PROBLEM DESCRIPTION
Find every line with the word "JSON" and give their count, nothing else.

** start **

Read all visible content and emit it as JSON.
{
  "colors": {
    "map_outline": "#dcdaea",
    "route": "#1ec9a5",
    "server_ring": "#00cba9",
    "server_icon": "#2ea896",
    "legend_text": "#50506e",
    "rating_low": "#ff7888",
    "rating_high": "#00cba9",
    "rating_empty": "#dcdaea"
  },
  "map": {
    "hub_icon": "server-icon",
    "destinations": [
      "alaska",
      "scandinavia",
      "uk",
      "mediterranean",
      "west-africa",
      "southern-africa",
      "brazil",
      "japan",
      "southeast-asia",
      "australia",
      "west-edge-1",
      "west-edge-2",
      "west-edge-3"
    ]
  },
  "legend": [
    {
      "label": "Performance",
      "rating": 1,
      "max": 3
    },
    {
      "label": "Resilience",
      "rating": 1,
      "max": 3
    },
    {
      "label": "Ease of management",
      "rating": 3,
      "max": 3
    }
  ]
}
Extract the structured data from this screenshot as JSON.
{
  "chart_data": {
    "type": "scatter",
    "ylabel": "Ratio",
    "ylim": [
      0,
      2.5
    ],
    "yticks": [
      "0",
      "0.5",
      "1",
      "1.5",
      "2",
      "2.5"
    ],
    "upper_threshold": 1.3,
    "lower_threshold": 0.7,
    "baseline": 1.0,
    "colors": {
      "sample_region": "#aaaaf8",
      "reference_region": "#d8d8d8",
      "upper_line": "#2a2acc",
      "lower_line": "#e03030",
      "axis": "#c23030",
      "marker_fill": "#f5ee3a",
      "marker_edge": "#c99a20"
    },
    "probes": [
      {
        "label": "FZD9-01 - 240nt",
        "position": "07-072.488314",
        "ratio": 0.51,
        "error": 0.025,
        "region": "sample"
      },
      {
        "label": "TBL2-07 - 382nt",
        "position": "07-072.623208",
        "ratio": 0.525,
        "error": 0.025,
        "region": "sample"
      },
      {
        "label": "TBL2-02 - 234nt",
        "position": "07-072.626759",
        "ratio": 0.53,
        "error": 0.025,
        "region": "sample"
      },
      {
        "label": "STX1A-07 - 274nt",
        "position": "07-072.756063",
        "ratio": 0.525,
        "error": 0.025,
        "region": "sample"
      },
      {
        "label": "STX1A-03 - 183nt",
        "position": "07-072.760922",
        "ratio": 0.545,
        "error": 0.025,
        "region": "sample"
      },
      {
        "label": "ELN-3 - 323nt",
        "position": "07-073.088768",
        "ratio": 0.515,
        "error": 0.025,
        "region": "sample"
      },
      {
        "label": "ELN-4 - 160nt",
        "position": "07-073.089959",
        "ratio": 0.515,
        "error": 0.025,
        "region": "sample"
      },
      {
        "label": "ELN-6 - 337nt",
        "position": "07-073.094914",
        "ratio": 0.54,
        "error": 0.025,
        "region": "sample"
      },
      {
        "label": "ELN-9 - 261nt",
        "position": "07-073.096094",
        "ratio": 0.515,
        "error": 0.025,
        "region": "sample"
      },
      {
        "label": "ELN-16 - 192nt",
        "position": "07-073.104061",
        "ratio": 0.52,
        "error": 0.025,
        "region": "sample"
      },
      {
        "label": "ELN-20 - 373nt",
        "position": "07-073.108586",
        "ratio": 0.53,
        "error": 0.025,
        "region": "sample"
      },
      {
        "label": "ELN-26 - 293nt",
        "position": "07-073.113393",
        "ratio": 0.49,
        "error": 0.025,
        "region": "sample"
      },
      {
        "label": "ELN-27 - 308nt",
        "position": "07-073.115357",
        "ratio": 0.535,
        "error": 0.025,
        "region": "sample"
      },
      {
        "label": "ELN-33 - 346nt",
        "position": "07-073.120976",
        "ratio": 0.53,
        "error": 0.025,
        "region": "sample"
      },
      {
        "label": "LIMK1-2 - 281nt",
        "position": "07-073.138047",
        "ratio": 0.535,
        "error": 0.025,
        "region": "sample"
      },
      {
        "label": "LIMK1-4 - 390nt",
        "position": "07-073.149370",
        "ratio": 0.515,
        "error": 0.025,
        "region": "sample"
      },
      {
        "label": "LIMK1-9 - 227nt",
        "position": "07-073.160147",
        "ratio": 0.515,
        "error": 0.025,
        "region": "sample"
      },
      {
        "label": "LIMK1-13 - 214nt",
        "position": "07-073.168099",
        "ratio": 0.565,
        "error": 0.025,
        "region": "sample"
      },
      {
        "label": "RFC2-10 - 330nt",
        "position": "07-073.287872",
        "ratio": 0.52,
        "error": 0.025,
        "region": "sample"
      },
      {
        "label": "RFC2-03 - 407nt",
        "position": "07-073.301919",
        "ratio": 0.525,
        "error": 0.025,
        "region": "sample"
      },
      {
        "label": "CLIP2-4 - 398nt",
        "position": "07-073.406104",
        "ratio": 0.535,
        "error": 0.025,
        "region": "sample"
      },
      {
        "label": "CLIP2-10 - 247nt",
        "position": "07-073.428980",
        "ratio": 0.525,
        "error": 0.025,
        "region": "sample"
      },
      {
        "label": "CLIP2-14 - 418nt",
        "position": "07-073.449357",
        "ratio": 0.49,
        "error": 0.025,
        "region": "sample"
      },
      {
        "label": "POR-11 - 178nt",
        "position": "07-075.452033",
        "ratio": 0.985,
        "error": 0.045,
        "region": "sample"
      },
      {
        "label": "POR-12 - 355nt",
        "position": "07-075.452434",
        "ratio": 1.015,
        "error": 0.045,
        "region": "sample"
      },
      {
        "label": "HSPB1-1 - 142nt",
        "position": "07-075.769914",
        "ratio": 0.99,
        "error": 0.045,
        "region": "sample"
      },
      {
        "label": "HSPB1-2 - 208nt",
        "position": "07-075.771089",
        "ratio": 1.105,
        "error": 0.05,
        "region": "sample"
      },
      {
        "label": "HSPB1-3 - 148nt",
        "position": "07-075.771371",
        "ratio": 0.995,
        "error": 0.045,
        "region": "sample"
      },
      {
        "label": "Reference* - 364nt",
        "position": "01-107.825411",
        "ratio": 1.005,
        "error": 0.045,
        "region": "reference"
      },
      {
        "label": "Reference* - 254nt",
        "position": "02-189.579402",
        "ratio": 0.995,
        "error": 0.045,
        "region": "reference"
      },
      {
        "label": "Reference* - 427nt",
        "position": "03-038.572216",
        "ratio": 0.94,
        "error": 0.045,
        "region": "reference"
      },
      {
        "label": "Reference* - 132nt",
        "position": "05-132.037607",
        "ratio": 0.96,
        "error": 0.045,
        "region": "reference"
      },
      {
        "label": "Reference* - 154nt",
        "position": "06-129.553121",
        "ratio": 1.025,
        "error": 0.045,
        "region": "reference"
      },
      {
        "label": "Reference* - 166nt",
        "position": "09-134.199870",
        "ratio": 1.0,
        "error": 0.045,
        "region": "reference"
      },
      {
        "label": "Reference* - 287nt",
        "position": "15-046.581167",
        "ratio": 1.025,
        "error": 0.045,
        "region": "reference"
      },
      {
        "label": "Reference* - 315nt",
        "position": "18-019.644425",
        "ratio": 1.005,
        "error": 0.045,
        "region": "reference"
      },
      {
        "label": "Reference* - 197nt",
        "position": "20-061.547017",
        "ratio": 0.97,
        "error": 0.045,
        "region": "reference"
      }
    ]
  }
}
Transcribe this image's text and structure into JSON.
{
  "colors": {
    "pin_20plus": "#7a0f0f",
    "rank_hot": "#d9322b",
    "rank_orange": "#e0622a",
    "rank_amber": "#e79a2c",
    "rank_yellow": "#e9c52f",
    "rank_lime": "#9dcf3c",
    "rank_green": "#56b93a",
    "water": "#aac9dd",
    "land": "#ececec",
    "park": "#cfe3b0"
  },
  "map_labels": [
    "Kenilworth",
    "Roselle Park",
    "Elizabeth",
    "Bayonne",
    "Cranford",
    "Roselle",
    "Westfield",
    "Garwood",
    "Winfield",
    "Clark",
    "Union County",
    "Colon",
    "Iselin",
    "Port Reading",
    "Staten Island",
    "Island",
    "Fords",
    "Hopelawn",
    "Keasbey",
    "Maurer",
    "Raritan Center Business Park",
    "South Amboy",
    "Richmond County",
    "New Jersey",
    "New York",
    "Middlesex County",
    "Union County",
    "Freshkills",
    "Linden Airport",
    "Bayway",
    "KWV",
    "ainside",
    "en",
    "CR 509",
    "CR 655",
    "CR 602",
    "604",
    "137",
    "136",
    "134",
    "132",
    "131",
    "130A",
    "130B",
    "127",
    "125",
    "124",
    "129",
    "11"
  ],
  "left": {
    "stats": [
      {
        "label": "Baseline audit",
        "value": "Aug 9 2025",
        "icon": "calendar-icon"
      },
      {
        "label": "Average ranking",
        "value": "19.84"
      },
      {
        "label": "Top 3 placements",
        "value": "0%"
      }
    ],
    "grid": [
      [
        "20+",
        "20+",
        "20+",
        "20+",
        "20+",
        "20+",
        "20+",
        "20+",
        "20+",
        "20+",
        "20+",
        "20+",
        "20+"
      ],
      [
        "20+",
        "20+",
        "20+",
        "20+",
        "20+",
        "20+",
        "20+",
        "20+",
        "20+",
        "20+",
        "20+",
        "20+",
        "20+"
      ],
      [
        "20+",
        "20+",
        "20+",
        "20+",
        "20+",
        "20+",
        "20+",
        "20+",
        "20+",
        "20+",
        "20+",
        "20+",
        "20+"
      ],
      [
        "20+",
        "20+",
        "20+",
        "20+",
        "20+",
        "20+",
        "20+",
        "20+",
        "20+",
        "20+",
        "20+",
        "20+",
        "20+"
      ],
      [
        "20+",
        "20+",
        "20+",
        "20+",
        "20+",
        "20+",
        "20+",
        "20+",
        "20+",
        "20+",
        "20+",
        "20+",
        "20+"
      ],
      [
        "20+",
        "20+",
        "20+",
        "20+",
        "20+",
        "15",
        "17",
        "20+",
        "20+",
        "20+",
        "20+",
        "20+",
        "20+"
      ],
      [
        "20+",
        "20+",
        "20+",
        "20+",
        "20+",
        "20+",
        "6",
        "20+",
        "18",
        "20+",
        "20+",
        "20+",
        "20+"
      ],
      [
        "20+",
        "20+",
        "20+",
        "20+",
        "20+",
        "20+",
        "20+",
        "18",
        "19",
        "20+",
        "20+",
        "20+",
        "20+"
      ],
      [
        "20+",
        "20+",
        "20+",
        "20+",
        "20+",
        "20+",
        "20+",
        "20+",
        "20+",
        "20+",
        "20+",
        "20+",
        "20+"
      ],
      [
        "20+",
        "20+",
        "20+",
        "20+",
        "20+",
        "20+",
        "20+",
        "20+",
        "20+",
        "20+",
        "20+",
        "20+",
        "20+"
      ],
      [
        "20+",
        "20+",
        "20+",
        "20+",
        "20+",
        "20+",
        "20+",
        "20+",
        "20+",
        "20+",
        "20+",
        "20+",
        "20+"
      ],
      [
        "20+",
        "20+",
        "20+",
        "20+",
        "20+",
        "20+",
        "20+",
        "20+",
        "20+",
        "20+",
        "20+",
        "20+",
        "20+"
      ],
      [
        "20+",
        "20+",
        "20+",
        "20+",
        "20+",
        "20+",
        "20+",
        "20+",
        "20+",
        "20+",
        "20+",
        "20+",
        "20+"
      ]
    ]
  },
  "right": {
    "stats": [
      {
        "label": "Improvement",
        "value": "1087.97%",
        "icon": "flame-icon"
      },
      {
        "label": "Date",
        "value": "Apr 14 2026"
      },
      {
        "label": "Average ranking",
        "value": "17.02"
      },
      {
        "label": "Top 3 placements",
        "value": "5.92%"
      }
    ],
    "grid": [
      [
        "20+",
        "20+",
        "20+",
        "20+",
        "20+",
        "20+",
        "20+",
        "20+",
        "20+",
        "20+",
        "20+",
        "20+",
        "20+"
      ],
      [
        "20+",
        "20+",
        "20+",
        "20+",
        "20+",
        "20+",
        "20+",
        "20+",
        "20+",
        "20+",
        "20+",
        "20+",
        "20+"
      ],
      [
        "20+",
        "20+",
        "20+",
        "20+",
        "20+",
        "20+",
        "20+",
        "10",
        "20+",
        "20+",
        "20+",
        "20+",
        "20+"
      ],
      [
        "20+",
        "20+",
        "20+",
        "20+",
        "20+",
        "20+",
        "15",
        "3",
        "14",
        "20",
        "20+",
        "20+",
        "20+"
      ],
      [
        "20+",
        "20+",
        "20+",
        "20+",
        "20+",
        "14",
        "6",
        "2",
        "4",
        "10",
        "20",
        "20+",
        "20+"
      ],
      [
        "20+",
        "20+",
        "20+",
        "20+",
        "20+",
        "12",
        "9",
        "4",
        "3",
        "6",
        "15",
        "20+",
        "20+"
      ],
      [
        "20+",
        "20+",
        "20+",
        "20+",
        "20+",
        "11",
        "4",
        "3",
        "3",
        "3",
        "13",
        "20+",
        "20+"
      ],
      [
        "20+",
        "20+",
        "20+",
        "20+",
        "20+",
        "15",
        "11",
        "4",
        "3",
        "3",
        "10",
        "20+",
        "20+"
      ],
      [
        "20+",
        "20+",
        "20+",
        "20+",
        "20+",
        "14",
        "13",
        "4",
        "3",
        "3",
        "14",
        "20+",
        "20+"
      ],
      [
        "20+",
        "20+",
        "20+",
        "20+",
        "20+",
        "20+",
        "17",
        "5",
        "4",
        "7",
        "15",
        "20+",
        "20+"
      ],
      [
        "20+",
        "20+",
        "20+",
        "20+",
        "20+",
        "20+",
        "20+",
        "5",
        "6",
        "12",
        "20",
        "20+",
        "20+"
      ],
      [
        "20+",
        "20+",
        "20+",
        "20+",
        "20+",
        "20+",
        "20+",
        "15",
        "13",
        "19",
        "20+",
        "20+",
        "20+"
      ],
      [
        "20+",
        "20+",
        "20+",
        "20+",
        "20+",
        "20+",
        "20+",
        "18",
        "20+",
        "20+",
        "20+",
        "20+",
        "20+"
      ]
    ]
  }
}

** end **

TASK RESULT
3